Objective
Copy the data precisely, character for character, and leave out every picture.

Task material
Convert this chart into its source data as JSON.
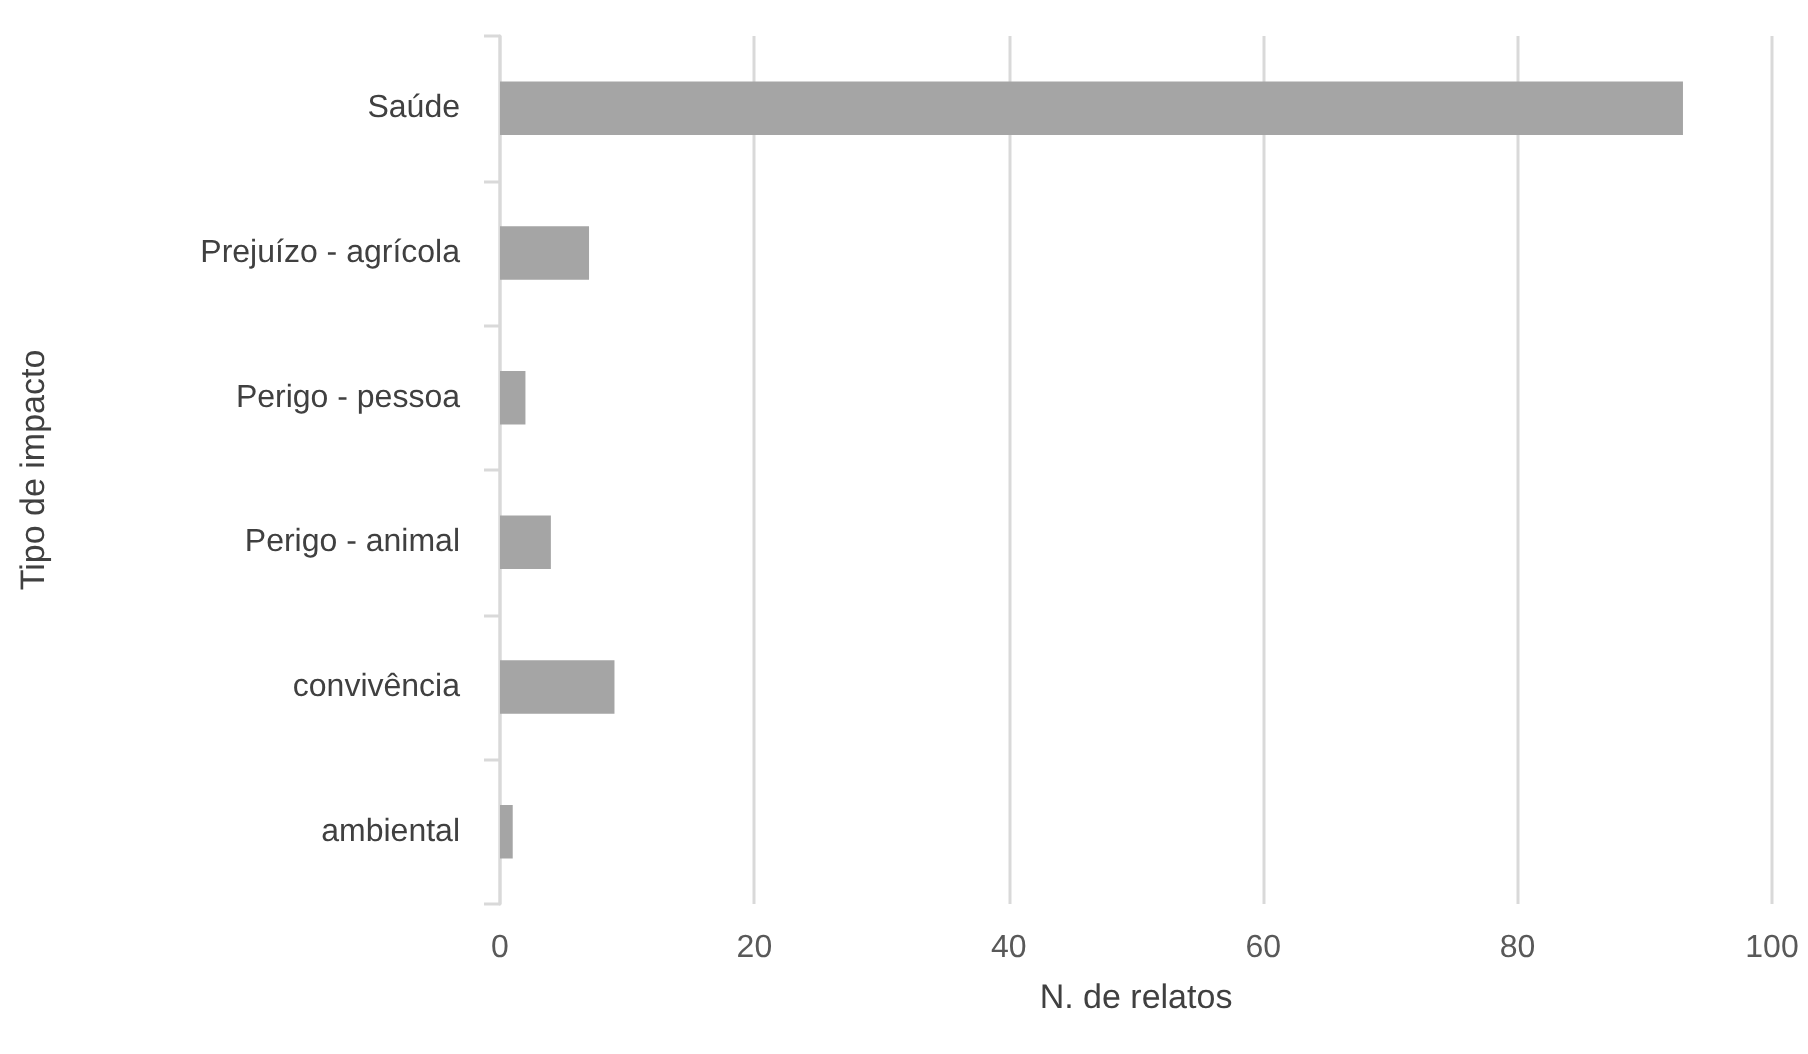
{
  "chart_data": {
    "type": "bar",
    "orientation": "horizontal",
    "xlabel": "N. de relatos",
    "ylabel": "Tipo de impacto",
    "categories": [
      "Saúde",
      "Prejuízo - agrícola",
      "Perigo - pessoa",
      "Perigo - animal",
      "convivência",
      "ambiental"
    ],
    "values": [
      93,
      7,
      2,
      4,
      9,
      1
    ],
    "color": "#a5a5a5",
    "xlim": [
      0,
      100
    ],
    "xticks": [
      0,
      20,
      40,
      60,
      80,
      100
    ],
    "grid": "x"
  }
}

Reply
Convert this chart into its source data as JSON.
{
  "chart_data": {
    "type": "bar",
    "orientation": "horizontal",
    "xlabel": "N. de relatos",
    "ylabel": "Tipo de impacto",
    "categories": [
      "Saúde",
      "Prejuízo - agrícola",
      "Perigo - pessoa",
      "Perigo - animal",
      "convivência",
      "ambiental"
    ],
    "values": [
      93,
      7,
      2,
      4,
      9,
      1
    ],
    "color": "#a5a5a5",
    "xlim": [
      0,
      100
    ],
    "xticks": [
      0,
      20,
      40,
      60,
      80,
      100
    ],
    "grid": "x"
  }
}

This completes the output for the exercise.